YOUR OBJECTIVE => Read the records below. Copy each line where the string "year" occurs.

>> Begin

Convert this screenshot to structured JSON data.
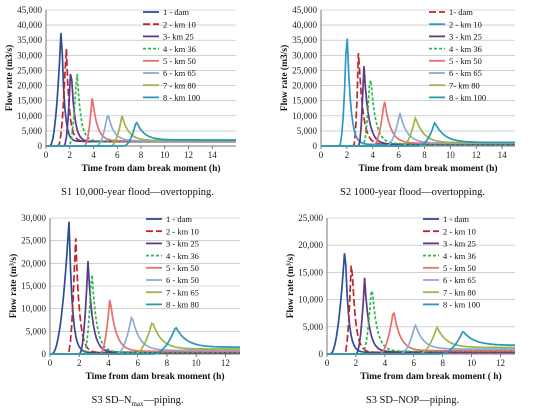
{
  "chart_data": [
    {
      "type": "line",
      "caption": "S1 10,000-year flood—overtopping.",
      "xlabel": "Time from dam break moment (h)",
      "ylabel": "Flow rate (m3/s)",
      "xlim": [
        0,
        16
      ],
      "ylim": [
        0,
        45000
      ],
      "xticks": [
        "0",
        "2",
        "4",
        "6",
        "8",
        "10",
        "12",
        "14"
      ],
      "yticks": [
        "0",
        "5,000",
        "10,000",
        "15,000",
        "20,000",
        "25,000",
        "30,000",
        "35,000",
        "40,000",
        "45,000"
      ],
      "grid": "horizontal",
      "legend": "top-right",
      "series": [
        {
          "name": "1 - dam",
          "color": "#2e4d99",
          "dash": "solid",
          "start": 0.3,
          "peak_x": 1.3,
          "peak_y": 41200,
          "tail_y": 1500
        },
        {
          "name": "2 - km 10",
          "color": "#c0262c",
          "dash": "long",
          "start": 1.0,
          "peak_x": 1.7,
          "peak_y": 34000,
          "tail_y": 1500
        },
        {
          "name": "3- km 25",
          "color": "#5b3a8a",
          "dash": "solid",
          "start": 1.5,
          "peak_x": 2.1,
          "peak_y": 28000,
          "tail_y": 1500
        },
        {
          "name": "4 - km 36",
          "color": "#2db84a",
          "dash": "short",
          "start": 1.9,
          "peak_x": 2.6,
          "peak_y": 26000,
          "tail_y": 1600
        },
        {
          "name": "5 - km 50",
          "color": "#e86f6b",
          "dash": "solid",
          "start": 3.2,
          "peak_x": 3.9,
          "peak_y": 16500,
          "tail_y": 1700
        },
        {
          "name": "6 - km 65",
          "color": "#8fa9d8",
          "dash": "solid",
          "start": 4.2,
          "peak_x": 5.2,
          "peak_y": 11000,
          "tail_y": 1700
        },
        {
          "name": "7 - km 80",
          "color": "#9ab64a",
          "dash": "solid",
          "start": 5.4,
          "peak_x": 6.4,
          "peak_y": 10000,
          "tail_y": 1800
        },
        {
          "name": "8 - km 100",
          "color": "#2a96b8",
          "dash": "solid",
          "start": 6.5,
          "peak_x": 7.6,
          "peak_y": 8200,
          "tail_y": 2000
        }
      ]
    },
    {
      "type": "line",
      "caption": "S2 1000-year flood—overtopping.",
      "xlabel": "Time from dam break moment (h)",
      "ylabel": "Flow rate (m3/s)",
      "xlim": [
        0,
        15
      ],
      "ylim": [
        0,
        45000
      ],
      "xticks": [
        "0",
        "2",
        "4",
        "6",
        "8",
        "10",
        "12",
        "14"
      ],
      "yticks": [
        "0",
        "5,000",
        "10,000",
        "15,000",
        "20,000",
        "25,000",
        "30,000",
        "35,000",
        "40,000",
        "45,000"
      ],
      "grid": "horizontal",
      "legend": "top-right",
      "series": [
        {
          "name": "1- dam",
          "color": "#c0262c",
          "dash": "long",
          "start": 2.5,
          "peak_x": 2.9,
          "peak_y": 32000,
          "tail_y": 500
        },
        {
          "name": "2 - km 10",
          "color": "#2e96c8",
          "dash": "solid",
          "start": 1.4,
          "peak_x": 2.0,
          "peak_y": 40500,
          "tail_y": 500
        },
        {
          "name": "3 - km 25",
          "color": "#5b3a8a",
          "dash": "solid",
          "start": 2.9,
          "peak_x": 3.3,
          "peak_y": 28000,
          "tail_y": 600
        },
        {
          "name": "4 - km 36",
          "color": "#2db84a",
          "dash": "short",
          "start": 3.2,
          "peak_x": 3.8,
          "peak_y": 25000,
          "tail_y": 700
        },
        {
          "name": "5 - km 50",
          "color": "#e86f6b",
          "dash": "solid",
          "start": 4.0,
          "peak_x": 4.9,
          "peak_y": 15500,
          "tail_y": 900
        },
        {
          "name": "6 - km 65",
          "color": "#8fa9d8",
          "dash": "solid",
          "start": 5.0,
          "peak_x": 6.1,
          "peak_y": 11000,
          "tail_y": 1000
        },
        {
          "name": "7- km 80",
          "color": "#9ab64a",
          "dash": "solid",
          "start": 6.2,
          "peak_x": 7.3,
          "peak_y": 9500,
          "tail_y": 1100
        },
        {
          "name": "8 - km 100",
          "color": "#2a96b8",
          "dash": "solid",
          "start": 7.5,
          "peak_x": 8.8,
          "peak_y": 7800,
          "tail_y": 1200
        }
      ]
    },
    {
      "type": "line",
      "caption": "S3 SD–N",
      "caption_sub": "max",
      "caption_tail": "—piping.",
      "xlabel": "Time from dam break moment (h)",
      "ylabel": "Flow rate (m³/s)",
      "ylabel_sup": "3",
      "xlim": [
        0,
        13
      ],
      "ylim": [
        0,
        30000
      ],
      "xticks": [
        "0",
        "2",
        "4",
        "6",
        "8",
        "10",
        "12"
      ],
      "yticks": [
        "0",
        "5,000",
        "10,000",
        "15,000",
        "20,000",
        "25,000",
        "30,000"
      ],
      "grid": "horizontal",
      "legend": "top-right",
      "series": [
        {
          "name": "1 - dam",
          "color": "#2e4d99",
          "dash": "solid",
          "start": 0.1,
          "peak_x": 1.3,
          "peak_y": 29200,
          "tail_y": 300
        },
        {
          "name": "2 - km 10",
          "color": "#c0262c",
          "dash": "long",
          "start": 1.2,
          "peak_x": 1.75,
          "peak_y": 27000,
          "tail_y": 300
        },
        {
          "name": "3 - km 25",
          "color": "#5b3a8a",
          "dash": "solid",
          "start": 2.0,
          "peak_x": 2.6,
          "peak_y": 20500,
          "tail_y": 400
        },
        {
          "name": "4 - km 36",
          "color": "#2db84a",
          "dash": "short",
          "start": 2.3,
          "peak_x": 2.85,
          "peak_y": 19000,
          "tail_y": 400
        },
        {
          "name": "5 - km 50",
          "color": "#e86f6b",
          "dash": "solid",
          "start": 3.4,
          "peak_x": 4.1,
          "peak_y": 12500,
          "tail_y": 600
        },
        {
          "name": "6 - km 50",
          "color": "#8fa9d8",
          "dash": "solid",
          "start": 4.5,
          "peak_x": 5.6,
          "peak_y": 8500,
          "tail_y": 800
        },
        {
          "name": "7 - km 65",
          "color": "#9ab64a",
          "dash": "solid",
          "start": 5.7,
          "peak_x": 7.0,
          "peak_y": 7200,
          "tail_y": 1100
        },
        {
          "name": "8 -  km 80",
          "color": "#2a96b8",
          "dash": "solid",
          "start": 7.0,
          "peak_x": 8.6,
          "peak_y": 6000,
          "tail_y": 1500
        }
      ]
    },
    {
      "type": "line",
      "caption": "S3 SD–NOP—piping.",
      "xlabel": "Time from dam break moment ( h)",
      "ylabel": "Flow rate (m³/s)",
      "xlim": [
        0,
        13
      ],
      "ylim": [
        0,
        25000
      ],
      "xticks": [
        "0",
        "2",
        "4",
        "6",
        "8",
        "10",
        "12"
      ],
      "yticks": [
        "0",
        "5,000",
        "10,000",
        "15,000",
        "20,000",
        "25,000"
      ],
      "grid": "horizontal",
      "legend": "top-right",
      "series": [
        {
          "name": "1 - dam",
          "color": "#2e4d99",
          "dash": "solid",
          "start": 0.2,
          "peak_x": 1.25,
          "peak_y": 20300,
          "tail_y": 300
        },
        {
          "name": "2 - km 10",
          "color": "#c0262c",
          "dash": "long",
          "start": 1.2,
          "peak_x": 1.7,
          "peak_y": 18500,
          "tail_y": 300
        },
        {
          "name": "3 - km 25",
          "color": "#5b3a8a",
          "dash": "solid",
          "start": 2.0,
          "peak_x": 2.6,
          "peak_y": 14000,
          "tail_y": 400
        },
        {
          "name": "4 - km 36",
          "color": "#2db84a",
          "dash": "short",
          "start": 2.4,
          "peak_x": 3.1,
          "peak_y": 13000,
          "tail_y": 500
        },
        {
          "name": "5 - km 50",
          "color": "#e86f6b",
          "dash": "solid",
          "start": 3.6,
          "peak_x": 4.6,
          "peak_y": 8200,
          "tail_y": 600
        },
        {
          "name": "6 - km 65",
          "color": "#8fa9d8",
          "dash": "solid",
          "start": 5.0,
          "peak_x": 6.1,
          "peak_y": 5500,
          "tail_y": 900
        },
        {
          "name": "7 - km 80",
          "color": "#9ab64a",
          "dash": "solid",
          "start": 6.3,
          "peak_x": 7.6,
          "peak_y": 5000,
          "tail_y": 1200
        },
        {
          "name": "8 - km 100",
          "color": "#2a96b8",
          "dash": "solid",
          "start": 7.8,
          "peak_x": 9.4,
          "peak_y": 4200,
          "tail_y": 1600
        }
      ]
    }
  ]
}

>> End

EXERCISE RESULT =>
      "caption": "S1 10,000-year flood—overtopping.",
      "caption": "S2 1000-year flood—overtopping.",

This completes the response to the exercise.